▸ **STATED TASK**
Copy every one of the following rows verbatim, changing nothing.

▸ **MATERIAL PROVIDED**
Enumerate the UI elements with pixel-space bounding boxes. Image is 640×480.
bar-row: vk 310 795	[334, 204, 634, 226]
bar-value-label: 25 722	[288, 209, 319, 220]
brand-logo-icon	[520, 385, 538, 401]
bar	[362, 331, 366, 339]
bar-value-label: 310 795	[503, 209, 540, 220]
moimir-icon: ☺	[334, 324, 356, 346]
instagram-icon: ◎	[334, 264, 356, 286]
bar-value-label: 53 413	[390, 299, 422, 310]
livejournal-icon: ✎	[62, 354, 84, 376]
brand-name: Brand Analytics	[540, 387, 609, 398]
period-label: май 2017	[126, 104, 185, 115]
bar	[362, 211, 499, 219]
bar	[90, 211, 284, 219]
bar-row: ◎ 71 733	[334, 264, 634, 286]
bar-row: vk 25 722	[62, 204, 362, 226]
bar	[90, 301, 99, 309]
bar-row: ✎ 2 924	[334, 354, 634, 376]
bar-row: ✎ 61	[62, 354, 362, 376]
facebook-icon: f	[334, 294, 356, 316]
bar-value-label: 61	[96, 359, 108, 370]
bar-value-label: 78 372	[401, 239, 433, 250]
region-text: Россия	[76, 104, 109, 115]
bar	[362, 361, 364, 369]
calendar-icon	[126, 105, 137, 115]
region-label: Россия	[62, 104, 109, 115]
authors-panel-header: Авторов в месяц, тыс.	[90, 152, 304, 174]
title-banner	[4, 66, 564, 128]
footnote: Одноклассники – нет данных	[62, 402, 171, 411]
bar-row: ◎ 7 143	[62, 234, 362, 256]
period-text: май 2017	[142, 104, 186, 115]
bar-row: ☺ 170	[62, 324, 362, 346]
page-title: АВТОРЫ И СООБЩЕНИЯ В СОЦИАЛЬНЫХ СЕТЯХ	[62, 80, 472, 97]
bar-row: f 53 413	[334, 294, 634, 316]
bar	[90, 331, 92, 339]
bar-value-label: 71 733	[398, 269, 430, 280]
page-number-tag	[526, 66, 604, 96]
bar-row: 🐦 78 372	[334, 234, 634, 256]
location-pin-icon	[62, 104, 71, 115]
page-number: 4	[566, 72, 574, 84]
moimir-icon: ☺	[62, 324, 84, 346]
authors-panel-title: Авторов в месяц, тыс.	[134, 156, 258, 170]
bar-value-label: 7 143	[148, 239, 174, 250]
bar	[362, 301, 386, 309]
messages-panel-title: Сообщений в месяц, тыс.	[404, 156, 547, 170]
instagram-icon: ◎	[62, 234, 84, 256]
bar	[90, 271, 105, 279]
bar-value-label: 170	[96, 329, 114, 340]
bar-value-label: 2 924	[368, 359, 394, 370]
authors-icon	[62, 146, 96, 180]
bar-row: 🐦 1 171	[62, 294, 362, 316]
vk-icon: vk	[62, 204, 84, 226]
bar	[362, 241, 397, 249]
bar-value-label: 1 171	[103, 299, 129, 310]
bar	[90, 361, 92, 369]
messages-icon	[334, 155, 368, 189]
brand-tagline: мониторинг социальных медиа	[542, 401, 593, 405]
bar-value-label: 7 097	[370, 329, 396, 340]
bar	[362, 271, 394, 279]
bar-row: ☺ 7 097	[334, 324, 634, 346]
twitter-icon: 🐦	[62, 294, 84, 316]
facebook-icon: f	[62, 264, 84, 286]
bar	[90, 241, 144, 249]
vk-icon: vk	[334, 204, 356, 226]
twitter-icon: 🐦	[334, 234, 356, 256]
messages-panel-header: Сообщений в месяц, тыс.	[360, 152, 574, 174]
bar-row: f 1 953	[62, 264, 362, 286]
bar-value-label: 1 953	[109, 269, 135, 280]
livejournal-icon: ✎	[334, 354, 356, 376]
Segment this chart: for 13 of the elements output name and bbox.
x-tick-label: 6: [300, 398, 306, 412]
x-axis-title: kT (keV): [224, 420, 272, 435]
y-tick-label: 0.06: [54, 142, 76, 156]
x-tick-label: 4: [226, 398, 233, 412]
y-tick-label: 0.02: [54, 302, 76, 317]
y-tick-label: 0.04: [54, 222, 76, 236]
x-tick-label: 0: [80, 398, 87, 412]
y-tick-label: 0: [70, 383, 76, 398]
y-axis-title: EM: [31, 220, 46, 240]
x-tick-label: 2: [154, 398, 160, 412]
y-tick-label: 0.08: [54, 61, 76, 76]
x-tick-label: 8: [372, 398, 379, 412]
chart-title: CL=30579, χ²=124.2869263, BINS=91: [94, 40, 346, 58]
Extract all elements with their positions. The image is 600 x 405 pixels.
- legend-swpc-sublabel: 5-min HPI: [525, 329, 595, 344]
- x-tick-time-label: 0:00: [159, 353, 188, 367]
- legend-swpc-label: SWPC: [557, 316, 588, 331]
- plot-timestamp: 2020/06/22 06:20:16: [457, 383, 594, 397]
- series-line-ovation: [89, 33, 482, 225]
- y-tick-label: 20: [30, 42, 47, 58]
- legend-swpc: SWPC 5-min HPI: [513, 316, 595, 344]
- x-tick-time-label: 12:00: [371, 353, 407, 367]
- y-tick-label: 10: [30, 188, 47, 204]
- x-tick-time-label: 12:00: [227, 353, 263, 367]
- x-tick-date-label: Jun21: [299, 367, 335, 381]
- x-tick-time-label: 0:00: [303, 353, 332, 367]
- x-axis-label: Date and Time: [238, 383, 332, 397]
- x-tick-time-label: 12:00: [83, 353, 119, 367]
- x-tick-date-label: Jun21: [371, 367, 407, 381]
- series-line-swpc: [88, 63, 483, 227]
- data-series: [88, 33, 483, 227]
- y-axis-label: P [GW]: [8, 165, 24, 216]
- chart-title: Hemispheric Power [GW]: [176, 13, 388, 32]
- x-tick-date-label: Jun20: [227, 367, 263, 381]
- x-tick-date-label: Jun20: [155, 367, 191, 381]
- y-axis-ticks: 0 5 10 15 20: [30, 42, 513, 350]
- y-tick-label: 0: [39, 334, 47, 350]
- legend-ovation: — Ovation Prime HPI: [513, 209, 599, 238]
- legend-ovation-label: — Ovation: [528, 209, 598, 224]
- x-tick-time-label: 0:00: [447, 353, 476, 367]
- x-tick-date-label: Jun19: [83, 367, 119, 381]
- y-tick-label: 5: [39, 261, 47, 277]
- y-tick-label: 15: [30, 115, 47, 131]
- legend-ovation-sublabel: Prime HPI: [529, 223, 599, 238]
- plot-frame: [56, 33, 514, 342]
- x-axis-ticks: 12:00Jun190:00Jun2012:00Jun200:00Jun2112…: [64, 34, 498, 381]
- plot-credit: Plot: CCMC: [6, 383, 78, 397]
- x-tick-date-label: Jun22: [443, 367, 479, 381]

▸ **THE REPLY**
Enumerate the UI elements with pixel-space bounding boxes. Image is 640×480.
bar-row: vk 310 795	[334, 204, 634, 226]
bar-value-label: 25 722	[288, 209, 319, 220]
brand-logo-icon	[520, 385, 538, 401]
bar	[362, 331, 366, 339]
bar-value-label: 310 795	[503, 209, 540, 220]
moimir-icon: ☺	[334, 324, 356, 346]
instagram-icon: ◎	[334, 264, 356, 286]
bar-value-label: 53 413	[390, 299, 422, 310]
livejournal-icon: ✎	[62, 354, 84, 376]
brand-name: Brand Analytics	[540, 387, 609, 398]
period-label: май 2017	[126, 104, 185, 115]
bar	[362, 211, 499, 219]
bar	[90, 211, 284, 219]
bar-row: ◎ 71 733	[334, 264, 634, 286]
bar-row: vk 25 722	[62, 204, 362, 226]
bar	[90, 301, 99, 309]
bar-row: ✎ 2 924	[334, 354, 634, 376]
bar-row: ✎ 61	[62, 354, 362, 376]
facebook-icon: f	[334, 294, 356, 316]
bar-value-label: 61	[96, 359, 108, 370]
bar-value-label: 78 372	[401, 239, 433, 250]
region-text: Россия	[76, 104, 109, 115]
bar	[362, 361, 364, 369]
calendar-icon	[126, 105, 137, 115]
region-label: Россия	[62, 104, 109, 115]
authors-panel-header: Авторов в месяц, тыс.	[90, 152, 304, 174]
title-banner	[4, 66, 564, 128]
footnote: Одноклассники – нет данных	[62, 402, 171, 411]
bar-row: ◎ 7 143	[62, 234, 362, 256]
period-text: май 2017	[142, 104, 186, 115]
bar-row: ☺ 170	[62, 324, 362, 346]
page-title: АВТОРЫ И СООБЩЕНИЯ В СОЦИАЛЬНЫХ СЕТЯХ	[62, 80, 472, 97]
bar-row: f 53 413	[334, 294, 634, 316]
bar	[90, 331, 92, 339]
bar-value-label: 71 733	[398, 269, 430, 280]
page-number-tag	[526, 66, 604, 96]
bar-row: 🐦 78 372	[334, 234, 634, 256]
location-pin-icon	[62, 104, 71, 115]
page-number: 4	[566, 72, 574, 84]
moimir-icon: ☺	[62, 324, 84, 346]
authors-panel-title: Авторов в месяц, тыс.	[134, 156, 258, 170]
bar-value-label: 7 143	[148, 239, 174, 250]
bar	[362, 301, 386, 309]
messages-panel-title: Сообщений в месяц, тыс.	[404, 156, 547, 170]
instagram-icon: ◎	[62, 234, 84, 256]
bar	[90, 271, 105, 279]
bar-value-label: 170	[96, 329, 114, 340]
bar-value-label: 2 924	[368, 359, 394, 370]
authors-icon	[62, 146, 96, 180]
bar-row: 🐦 1 171	[62, 294, 362, 316]
vk-icon: vk	[62, 204, 84, 226]
bar	[362, 241, 397, 249]
bar-value-label: 1 171	[103, 299, 129, 310]
bar	[90, 361, 92, 369]
messages-icon	[334, 155, 368, 189]
brand-tagline: мониторинг социальных медиа	[542, 401, 593, 405]
bar-value-label: 7 097	[370, 329, 396, 340]
bar	[362, 271, 394, 279]
bar-row: ☺ 7 097	[334, 324, 634, 346]
twitter-icon: 🐦	[62, 294, 84, 316]
facebook-icon: f	[62, 264, 84, 286]
bar	[90, 241, 144, 249]
vk-icon: vk	[334, 204, 356, 226]
twitter-icon: 🐦	[334, 234, 356, 256]
messages-panel-header: Сообщений в месяц, тыс.	[360, 152, 574, 174]
bar-row: f 1 953	[62, 264, 362, 286]
bar-value-label: 1 953	[109, 269, 135, 280]
livejournal-icon: ✎	[334, 354, 356, 376]
Segment this chart: for 13 of the elements output name and bbox.
x-tick-label: 6: [300, 398, 306, 412]
x-axis-title: kT (keV): [224, 420, 272, 435]
y-tick-label: 0.06: [54, 142, 76, 156]
x-tick-label: 4: [226, 398, 233, 412]
y-tick-label: 0.02: [54, 302, 76, 317]
y-tick-label: 0.04: [54, 222, 76, 236]
x-tick-label: 0: [80, 398, 87, 412]
y-tick-label: 0: [70, 383, 76, 398]
y-axis-title: EM: [31, 220, 46, 240]
x-tick-label: 2: [154, 398, 160, 412]
y-tick-label: 0.08: [54, 61, 76, 76]
x-tick-label: 8: [372, 398, 379, 412]
chart-title: CL=30579, χ²=124.2869263, BINS=91: [94, 40, 346, 58]
Extract all elements with their positions. The image is 600 x 405 pixels.
- legend-swpc-sublabel: 5-min HPI: [525, 329, 595, 344]
- x-tick-time-label: 0:00: [159, 353, 188, 367]
- legend-swpc-label: SWPC: [557, 316, 588, 331]
- plot-timestamp: 2020/06/22 06:20:16: [457, 383, 594, 397]
- series-line-ovation: [89, 33, 482, 225]
- y-tick-label: 20: [30, 42, 47, 58]
- legend-swpc: SWPC 5-min HPI: [513, 316, 595, 344]
- x-tick-time-label: 12:00: [371, 353, 407, 367]
- y-tick-label: 10: [30, 188, 47, 204]
- x-tick-time-label: 12:00: [227, 353, 263, 367]
- x-tick-date-label: Jun21: [299, 367, 335, 381]
- x-tick-time-label: 0:00: [303, 353, 332, 367]
- x-axis-label: Date and Time: [238, 383, 332, 397]
- x-tick-time-label: 12:00: [83, 353, 119, 367]
- x-tick-date-label: Jun21: [371, 367, 407, 381]
- series-line-swpc: [88, 63, 483, 227]
- data-series: [88, 33, 483, 227]
- y-axis-label: P [GW]: [8, 165, 24, 216]
- chart-title: Hemispheric Power [GW]: [176, 13, 388, 32]
- x-tick-date-label: Jun20: [227, 367, 263, 381]
- x-tick-date-label: Jun20: [155, 367, 191, 381]
- y-axis-ticks: 0 5 10 15 20: [30, 42, 513, 350]
- y-tick-label: 0: [39, 334, 47, 350]
- legend-ovation: — Ovation Prime HPI: [513, 209, 599, 238]
- legend-ovation-label: — Ovation: [528, 209, 598, 224]
- x-tick-time-label: 0:00: [447, 353, 476, 367]
- x-tick-date-label: Jun19: [83, 367, 119, 381]
- y-tick-label: 5: [39, 261, 47, 277]
- y-tick-label: 15: [30, 115, 47, 131]
- legend-ovation-sublabel: Prime HPI: [529, 223, 599, 238]
- plot-frame: [56, 33, 514, 342]
- x-axis-ticks: 12:00Jun190:00Jun2012:00Jun200:00Jun2112…: [64, 34, 498, 381]
- plot-credit: Plot: CCMC: [6, 383, 78, 397]
- x-tick-date-label: Jun22: [443, 367, 479, 381]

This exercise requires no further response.